▶ [What the task asks]: Using the entries that follow, collect the lines where the word "Chair" appears.

▶ [Data listing]:
++++++++++

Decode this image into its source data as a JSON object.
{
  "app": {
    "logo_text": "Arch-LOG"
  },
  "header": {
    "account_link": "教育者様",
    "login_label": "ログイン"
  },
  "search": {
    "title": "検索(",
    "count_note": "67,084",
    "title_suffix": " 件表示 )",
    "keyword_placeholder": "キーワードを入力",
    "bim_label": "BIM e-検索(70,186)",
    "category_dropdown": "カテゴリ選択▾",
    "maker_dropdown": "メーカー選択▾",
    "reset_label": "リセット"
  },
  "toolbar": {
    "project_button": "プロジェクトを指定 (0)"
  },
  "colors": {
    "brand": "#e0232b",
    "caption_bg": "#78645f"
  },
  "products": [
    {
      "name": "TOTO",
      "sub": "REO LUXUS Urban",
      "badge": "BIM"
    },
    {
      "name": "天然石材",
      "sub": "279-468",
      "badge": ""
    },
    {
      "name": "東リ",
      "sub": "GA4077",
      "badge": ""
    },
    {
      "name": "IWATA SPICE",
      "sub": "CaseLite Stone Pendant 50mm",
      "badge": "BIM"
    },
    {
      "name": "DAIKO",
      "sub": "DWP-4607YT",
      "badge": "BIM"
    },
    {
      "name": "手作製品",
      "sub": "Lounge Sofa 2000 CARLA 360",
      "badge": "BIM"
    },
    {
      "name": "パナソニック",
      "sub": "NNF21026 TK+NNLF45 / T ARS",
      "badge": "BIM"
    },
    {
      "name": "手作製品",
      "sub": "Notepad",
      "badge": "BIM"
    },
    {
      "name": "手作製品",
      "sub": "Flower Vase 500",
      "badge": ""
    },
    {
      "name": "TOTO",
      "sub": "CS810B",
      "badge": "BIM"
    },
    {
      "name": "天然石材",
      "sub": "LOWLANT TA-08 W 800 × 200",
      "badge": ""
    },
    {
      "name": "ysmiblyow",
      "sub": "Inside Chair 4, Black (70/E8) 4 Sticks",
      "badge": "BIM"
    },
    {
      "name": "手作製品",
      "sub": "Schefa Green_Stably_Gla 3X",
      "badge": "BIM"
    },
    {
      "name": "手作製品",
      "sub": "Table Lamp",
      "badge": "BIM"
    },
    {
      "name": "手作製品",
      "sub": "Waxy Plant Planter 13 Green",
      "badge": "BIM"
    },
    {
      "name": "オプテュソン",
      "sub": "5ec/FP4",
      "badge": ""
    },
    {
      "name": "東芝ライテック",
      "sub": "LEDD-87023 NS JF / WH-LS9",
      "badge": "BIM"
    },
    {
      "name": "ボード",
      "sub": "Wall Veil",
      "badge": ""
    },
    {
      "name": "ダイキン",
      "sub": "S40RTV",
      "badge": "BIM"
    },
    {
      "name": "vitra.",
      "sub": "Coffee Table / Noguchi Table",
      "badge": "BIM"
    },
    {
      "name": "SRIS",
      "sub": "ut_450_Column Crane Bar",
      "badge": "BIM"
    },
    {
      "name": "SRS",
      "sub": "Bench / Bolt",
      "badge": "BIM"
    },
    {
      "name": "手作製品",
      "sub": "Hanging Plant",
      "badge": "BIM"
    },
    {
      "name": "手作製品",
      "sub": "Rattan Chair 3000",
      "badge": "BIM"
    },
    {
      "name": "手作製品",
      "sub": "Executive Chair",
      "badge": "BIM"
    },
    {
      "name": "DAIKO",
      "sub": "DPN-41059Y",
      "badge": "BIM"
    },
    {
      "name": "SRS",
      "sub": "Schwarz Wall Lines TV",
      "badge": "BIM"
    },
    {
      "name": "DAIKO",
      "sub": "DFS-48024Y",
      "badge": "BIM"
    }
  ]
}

++++++++++

▶ [Correct answer]:
      "sub": "Inside Chair 4, Black (70/E8) 4 Sticks",
      "sub": "Rattan Chair 3000",
      "sub": "Executive Chair",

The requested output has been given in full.